Working from the material below, print the lines from the line holding "Extract the structured" through its final line, inclusive, exactly and with nothing else; pictures are excluded.
# START OF Input
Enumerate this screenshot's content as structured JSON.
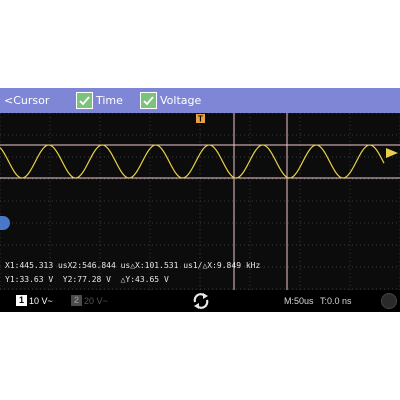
{
  "toolbar": {
    "back_label": "<Cursor",
    "time_label": "Time",
    "voltage_label": "Voltage",
    "time_checked": true,
    "voltage_checked": true
  },
  "trigger_marker": "T",
  "readout": {
    "line1": "X1:445.313 usX2:546.844 us△X:101.531 us1/△X:9.849 kHz",
    "line2": "Y1:33.63 V  Y2:77.28 V  △Y:43.65 V"
  },
  "channels": [
    {
      "number": "1",
      "setting": "10 V~",
      "active": true
    },
    {
      "number": "2",
      "setting": "20 V~",
      "active": false
    }
  ],
  "timebase": "M:50us",
  "trigger_offset": "T:0.0 ns",
  "colors": {
    "toolbar": "#7f86d6",
    "checkbox": "#7bc37c",
    "waveform": "#e8d04a",
    "cursor": "#f0c8c8",
    "screen": "#0c0c0c"
  },
  "icons": [
    "back-icon",
    "check-icon",
    "trigger-marker-icon",
    "trigger-level-arrow-icon",
    "refresh-icon",
    "run-stop-icon"
  ]
}
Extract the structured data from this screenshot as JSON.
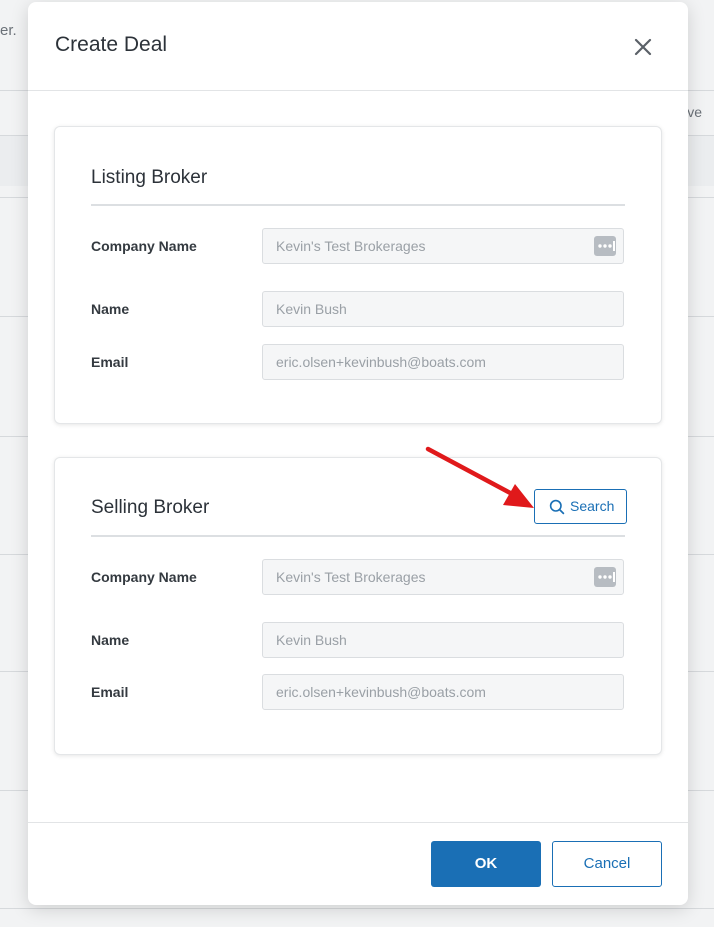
{
  "background": {
    "left_fragment": "er.",
    "right_fragment": "ve"
  },
  "modal": {
    "title": "Create Deal",
    "close_icon": "close-icon",
    "listing_broker": {
      "title": "Listing Broker",
      "fields": [
        {
          "label": "Company Name",
          "value": "Kevin's Test Brokerages",
          "has_more_button": true
        },
        {
          "label": "Name",
          "value": "Kevin Bush"
        },
        {
          "label": "Email",
          "value": "eric.olsen+kevinbush@boats.com"
        }
      ]
    },
    "selling_broker": {
      "title": "Selling Broker",
      "search_label": "Search",
      "search_icon": "search-icon",
      "fields": [
        {
          "label": "Company Name",
          "value": "Kevin's Test Brokerages",
          "has_more_button": true
        },
        {
          "label": "Name",
          "value": "Kevin Bush"
        },
        {
          "label": "Email",
          "value": "eric.olsen+kevinbush@boats.com"
        }
      ]
    },
    "footer": {
      "ok_label": "OK",
      "cancel_label": "Cancel"
    }
  },
  "colors": {
    "primary": "#1a6fb5",
    "annotation_arrow": "#e0191b"
  }
}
# END OF Input
Written answer:
Extract the structured data from this screenshot as JSON.
{
  "background": {
    "left_fragment": "er.",
    "right_fragment": "ve"
  },
  "modal": {
    "title": "Create Deal",
    "close_icon": "close-icon",
    "listing_broker": {
      "title": "Listing Broker",
      "fields": [
        {
          "label": "Company Name",
          "value": "Kevin's Test Brokerages",
          "has_more_button": true
        },
        {
          "label": "Name",
          "value": "Kevin Bush"
        },
        {
          "label": "Email",
          "value": "eric.olsen+kevinbush@boats.com"
        }
      ]
    },
    "selling_broker": {
      "title": "Selling Broker",
      "search_label": "Search",
      "search_icon": "search-icon",
      "fields": [
        {
          "label": "Company Name",
          "value": "Kevin's Test Brokerages",
          "has_more_button": true
        },
        {
          "label": "Name",
          "value": "Kevin Bush"
        },
        {
          "label": "Email",
          "value": "eric.olsen+kevinbush@boats.com"
        }
      ]
    },
    "footer": {
      "ok_label": "OK",
      "cancel_label": "Cancel"
    }
  },
  "colors": {
    "primary": "#1a6fb5",
    "annotation_arrow": "#e0191b"
  }
}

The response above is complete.